Problem description:
Each line that holds the word "were" is to be identified and copied.

════

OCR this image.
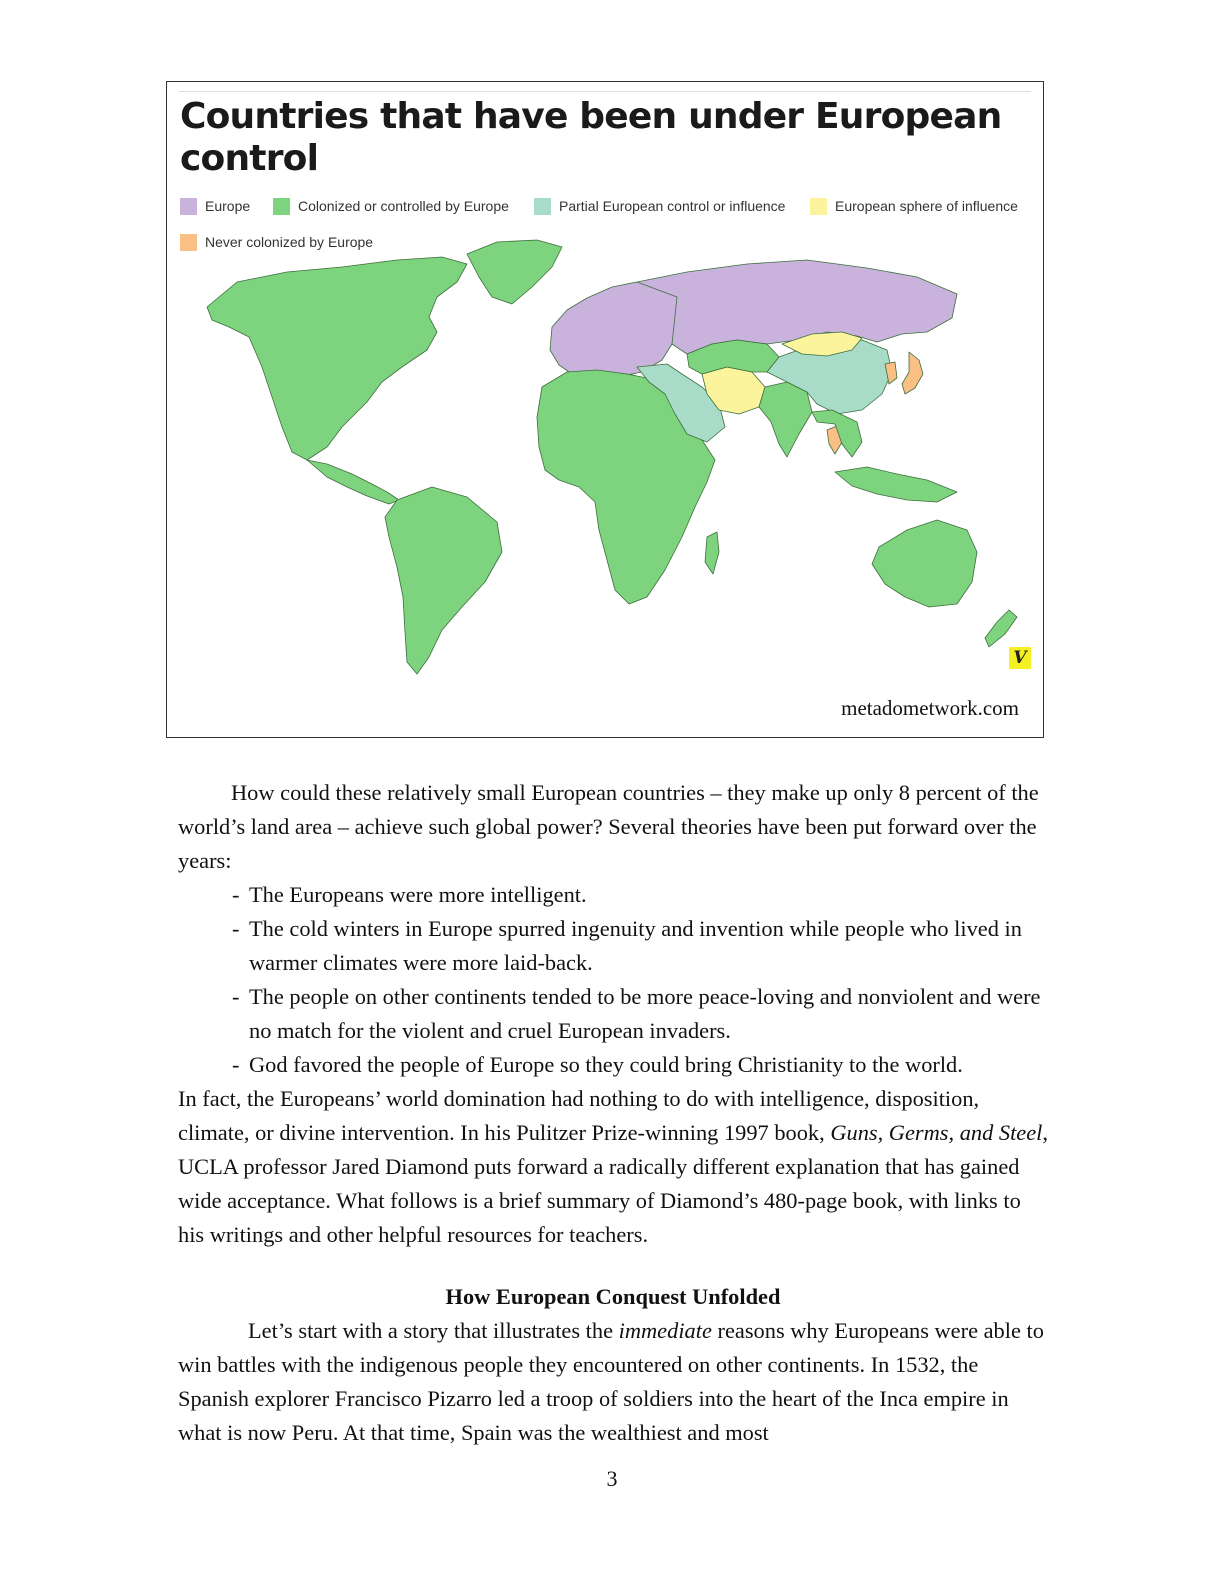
Countries that have been under European control
Europe	Colonized or controlled by Europe	Partial European control or influence	European sphere of influence
Never colonized by Europe
V
metadometwork.com

How could these relatively small European countries – they make up only 8 percent of the world’s land area – achieve such global power? Several theories have been put forward over the years:

- The Europeans were more intelligent.
- The cold winters in Europe spurred ingenuity and invention while people who lived in warmer climates were more laid-back.
- The people on other continents tended to be more peace-loving and nonviolent and were no match for the violent and cruel European invaders.
- God favored the people of Europe so they could bring Christianity to the world.

In fact, the Europeans’ world domination had nothing to do with intelligence, disposition, climate, or divine intervention. In his Pulitzer Prize-winning 1997 book, Guns, Germs, and Steel, UCLA professor Jared Diamond puts forward a radically different explanation that has gained wide acceptance. What follows is a brief summary of Diamond’s 480-page book, with links to his writings and other helpful resources for teachers.

How European Conquest Unfolded

Let’s start with a story that illustrates the immediate reasons why Europeans were able to win battles with the indigenous people they encountered on other continents. In 1532, the Spanish explorer Francisco Pizarro led a troop of soldiers into the heart of the Inca empire in what is now Peru. At that time, Spain was the wealthiest and most

3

════

Output below:
- The Europeans were more intelligent.
- The cold winters in Europe spurred ingenuity and invention while people who lived in warmer climates were more laid-back.
- The people on other continents tended to be more peace-loving and nonviolent and were no match for the violent and cruel European invaders.
Let’s start with a story that illustrates the immediate reasons why Europeans were able to win battles with the indigenous people they encountered on other continents. In 1532, the Spanish explorer Francisco Pizarro led a troop of soldiers into the heart of the Inca empire in what is now Peru. At that time, Spain was the wealthiest and most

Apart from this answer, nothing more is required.